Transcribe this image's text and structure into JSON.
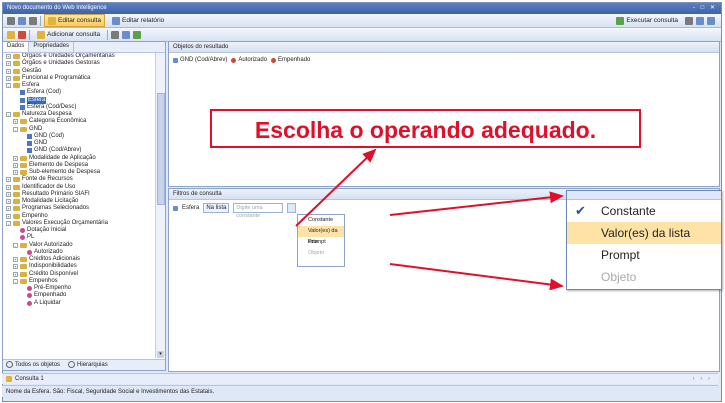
{
  "window": {
    "title": "Novo documento do Web Intelligence",
    "controls": "- □ ✕"
  },
  "toolbar1": {
    "edit_query": "Editar consulta",
    "edit_report": "Editar relatório",
    "run_query": "Executar consulta"
  },
  "toolbar2": {
    "add_query": "Adicionar consulta"
  },
  "left_panel": {
    "tabs": [
      "Dados",
      "Propriedades"
    ],
    "tree": [
      {
        "label": "Órgãos e Unidades Orçamentárias",
        "level": 1,
        "kind": "folder",
        "expander": "+"
      },
      {
        "label": "Órgãos e Unidades Gestoras",
        "level": 1,
        "kind": "folder",
        "expander": "+"
      },
      {
        "label": "Gestão",
        "level": 1,
        "kind": "folder",
        "expander": "+"
      },
      {
        "label": "Funcional e Programática",
        "level": 1,
        "kind": "folder",
        "expander": "+"
      },
      {
        "label": "Esfera",
        "level": 1,
        "kind": "folder",
        "expander": "-"
      },
      {
        "label": "Esfera (Cod)",
        "level": 2,
        "kind": "dim"
      },
      {
        "label": "Esfera",
        "level": 2,
        "kind": "dim",
        "selected": true
      },
      {
        "label": "Esfera (Cod/Desc)",
        "level": 2,
        "kind": "dim"
      },
      {
        "label": "Natureza Despesa",
        "level": 1,
        "kind": "folder",
        "expander": "-"
      },
      {
        "label": "Categoria Econômica",
        "level": 2,
        "kind": "folder",
        "expander": "+"
      },
      {
        "label": "GND",
        "level": 2,
        "kind": "folder",
        "expander": "-"
      },
      {
        "label": "GND (Cod)",
        "level": 3,
        "kind": "dim"
      },
      {
        "label": "GND",
        "level": 3,
        "kind": "dim"
      },
      {
        "label": "GND (Cod/Abrev)",
        "level": 3,
        "kind": "dim"
      },
      {
        "label": "Modalidade de Aplicação",
        "level": 2,
        "kind": "folder",
        "expander": "+"
      },
      {
        "label": "Elemento de Despesa",
        "level": 2,
        "kind": "folder",
        "expander": "+"
      },
      {
        "label": "Sub-elemento de Despesa",
        "level": 2,
        "kind": "folder",
        "expander": "+"
      },
      {
        "label": "Fonte de Recursos",
        "level": 1,
        "kind": "folder",
        "expander": "+"
      },
      {
        "label": "Identificador de Uso",
        "level": 1,
        "kind": "folder",
        "expander": "+"
      },
      {
        "label": "Resultado Primário SIAFI",
        "level": 1,
        "kind": "folder",
        "expander": "+"
      },
      {
        "label": "Modalidade Licitação",
        "level": 1,
        "kind": "folder",
        "expander": "+"
      },
      {
        "label": "Programas Selecionados",
        "level": 1,
        "kind": "folder",
        "expander": "+"
      },
      {
        "label": "Empenho",
        "level": 1,
        "kind": "folder",
        "expander": "+"
      },
      {
        "label": "Valores Execução Orçamentária",
        "level": 1,
        "kind": "folder",
        "expander": "-"
      },
      {
        "label": "Dotação Inicial",
        "level": 2,
        "kind": "measure"
      },
      {
        "label": "PL",
        "level": 2,
        "kind": "measure"
      },
      {
        "label": "Valor Autorizado",
        "level": 2,
        "kind": "folder",
        "expander": "-"
      },
      {
        "label": "Autorizado",
        "level": 3,
        "kind": "measure"
      },
      {
        "label": "Créditos Adicionais",
        "level": 2,
        "kind": "folder",
        "expander": "+"
      },
      {
        "label": "Indisponibilidades",
        "level": 2,
        "kind": "folder",
        "expander": "+"
      },
      {
        "label": "Crédito Disponível",
        "level": 2,
        "kind": "folder",
        "expander": "+"
      },
      {
        "label": "Empenhos",
        "level": 2,
        "kind": "folder",
        "expander": "-"
      },
      {
        "label": "Pré-Empenho",
        "level": 3,
        "kind": "measure"
      },
      {
        "label": "Empenhado",
        "level": 3,
        "kind": "measure"
      },
      {
        "label": "A Liquidar",
        "level": 3,
        "kind": "measure"
      }
    ],
    "radio_all": "Todos os objetos",
    "radio_hier": "Hierarquias"
  },
  "result_objects": {
    "title": "Objetos do resultado",
    "chips": [
      "GND (Cod/Abrev)",
      "Autorizado",
      "Empenhado"
    ]
  },
  "query_filters": {
    "title": "Filtros de consulta",
    "object": "Esfera",
    "operator": "Na lista",
    "value_placeholder": "Digite uma constante",
    "menu": [
      "Constante",
      "Valor(es) da lista",
      "Prompt",
      "Objeto"
    ]
  },
  "callout": "Escolha o operando adequado.",
  "zoom_menu": {
    "checked": "Constante",
    "highlighted": "Valor(es) da lista",
    "items": [
      "Constante",
      "Valor(es) da lista",
      "Prompt",
      "Objeto"
    ]
  },
  "doc_tab": "Consulta 1",
  "status": "Nome da Esfera. São: Fiscal, Seguridade Social e Investimentos das Estatais.",
  "colors": {
    "callout": "#e0102a",
    "highlight": "#ffe3a6",
    "selection": "#316ac5"
  }
}
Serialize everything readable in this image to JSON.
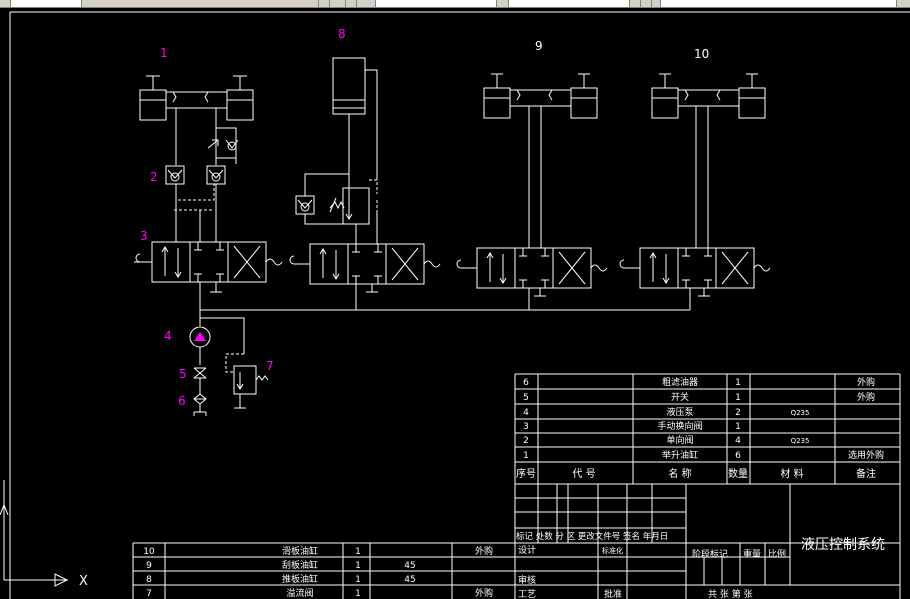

.....

- _Written task_
Extract the text of all the records above verbatim, excluding pictures.

- _Task result_
Transcribe this image's text and structure into JSON.
{
  "window": {
    "title": "Novo documento do Web Intelligence",
    "controls": "- □ ✕"
  },
  "toolbar1": {
    "edit_query": "Editar consulta",
    "edit_report": "Editar relatório",
    "run_query": "Executar consulta"
  },
  "toolbar2": {
    "add_query": "Adicionar consulta"
  },
  "left_panel": {
    "tabs": [
      "Dados",
      "Propriedades"
    ],
    "tree": [
      {
        "label": "Órgãos e Unidades Orçamentárias",
        "level": 1,
        "kind": "folder",
        "expander": "+"
      },
      {
        "label": "Órgãos e Unidades Gestoras",
        "level": 1,
        "kind": "folder",
        "expander": "+"
      },
      {
        "label": "Gestão",
        "level": 1,
        "kind": "folder",
        "expander": "+"
      },
      {
        "label": "Funcional e Programática",
        "level": 1,
        "kind": "folder",
        "expander": "+"
      },
      {
        "label": "Esfera",
        "level": 1,
        "kind": "folder",
        "expander": "-"
      },
      {
        "label": "Esfera (Cod)",
        "level": 2,
        "kind": "dim"
      },
      {
        "label": "Esfera",
        "level": 2,
        "kind": "dim",
        "selected": true
      },
      {
        "label": "Esfera (Cod/Desc)",
        "level": 2,
        "kind": "dim"
      },
      {
        "label": "Natureza Despesa",
        "level": 1,
        "kind": "folder",
        "expander": "-"
      },
      {
        "label": "Categoria Econômica",
        "level": 2,
        "kind": "folder",
        "expander": "+"
      },
      {
        "label": "GND",
        "level": 2,
        "kind": "folder",
        "expander": "-"
      },
      {
        "label": "GND (Cod)",
        "level": 3,
        "kind": "dim"
      },
      {
        "label": "GND",
        "level": 3,
        "kind": "dim"
      },
      {
        "label": "GND (Cod/Abrev)",
        "level": 3,
        "kind": "dim"
      },
      {
        "label": "Modalidade de Aplicação",
        "level": 2,
        "kind": "folder",
        "expander": "+"
      },
      {
        "label": "Elemento de Despesa",
        "level": 2,
        "kind": "folder",
        "expander": "+"
      },
      {
        "label": "Sub-elemento de Despesa",
        "level": 2,
        "kind": "folder",
        "expander": "+"
      },
      {
        "label": "Fonte de Recursos",
        "level": 1,
        "kind": "folder",
        "expander": "+"
      },
      {
        "label": "Identificador de Uso",
        "level": 1,
        "kind": "folder",
        "expander": "+"
      },
      {
        "label": "Resultado Primário SIAFI",
        "level": 1,
        "kind": "folder",
        "expander": "+"
      },
      {
        "label": "Modalidade Licitação",
        "level": 1,
        "kind": "folder",
        "expander": "+"
      },
      {
        "label": "Programas Selecionados",
        "level": 1,
        "kind": "folder",
        "expander": "+"
      },
      {
        "label": "Empenho",
        "level": 1,
        "kind": "folder",
        "expander": "+"
      },
      {
        "label": "Valores Execução Orçamentária",
        "level": 1,
        "kind": "folder",
        "expander": "-"
      },
      {
        "label": "Dotação Inicial",
        "level": 2,
        "kind": "measure"
      },
      {
        "label": "PL",
        "level": 2,
        "kind": "measure"
      },
      {
        "label": "Valor Autorizado",
        "level": 2,
        "kind": "folder",
        "expander": "-"
      },
      {
        "label": "Autorizado",
        "level": 3,
        "kind": "measure"
      },
      {
        "label": "Créditos Adicionais",
        "level": 2,
        "kind": "folder",
        "expander": "+"
      },
      {
        "label": "Indisponibilidades",
        "level": 2,
        "kind": "folder",
        "expander": "+"
      },
      {
        "label": "Crédito Disponível",
        "level": 2,
        "kind": "folder",
        "expander": "+"
      },
      {
        "label": "Empenhos",
        "level": 2,
        "kind": "folder",
        "expander": "-"
      },
      {
        "label": "Pré-Empenho",
        "level": 3,
        "kind": "measure"
      },
      {
        "label": "Empenhado",
        "level": 3,
        "kind": "measure"
      },
      {
        "label": "A Liquidar",
        "level": 3,
        "kind": "measure"
      }
    ],
    "radio_all": "Todos os objetos",
    "radio_hier": "Hierarquias"
  },
  "result_objects": {
    "title": "Objetos do resultado",
    "chips": [
      "GND (Cod/Abrev)",
      "Autorizado",
      "Empenhado"
    ]
  },
  "query_filters": {
    "title": "Filtros de consulta",
    "object": "Esfera",
    "operator": "Na lista",
    "value_placeholder": "Digite uma constante",
    "menu": [
      "Constante",
      "Valor(es) da lista",
      "Prompt",
      "Objeto"
    ]
  },
  "callout": "Escolha o operando adequado.",
  "zoom_menu": {
    "checked": "Constante",
    "highlighted": "Valor(es) da lista",
    "items": [
      "Constante",
      "Valor(es) da lista",
      "Prompt",
      "Objeto"
    ]
  },
  "doc_tab": "Consulta 1",
  "status": "Nome da Esfera. São: Fiscal, Seguridade Social e Investimentos das Estatais.",
  "colors": {
    "callout": "#e0102a",
    "highlight": "#ffe3a6",
    "selection": "#316ac5"
  }
}
Serialize everything readable in this image to JSON.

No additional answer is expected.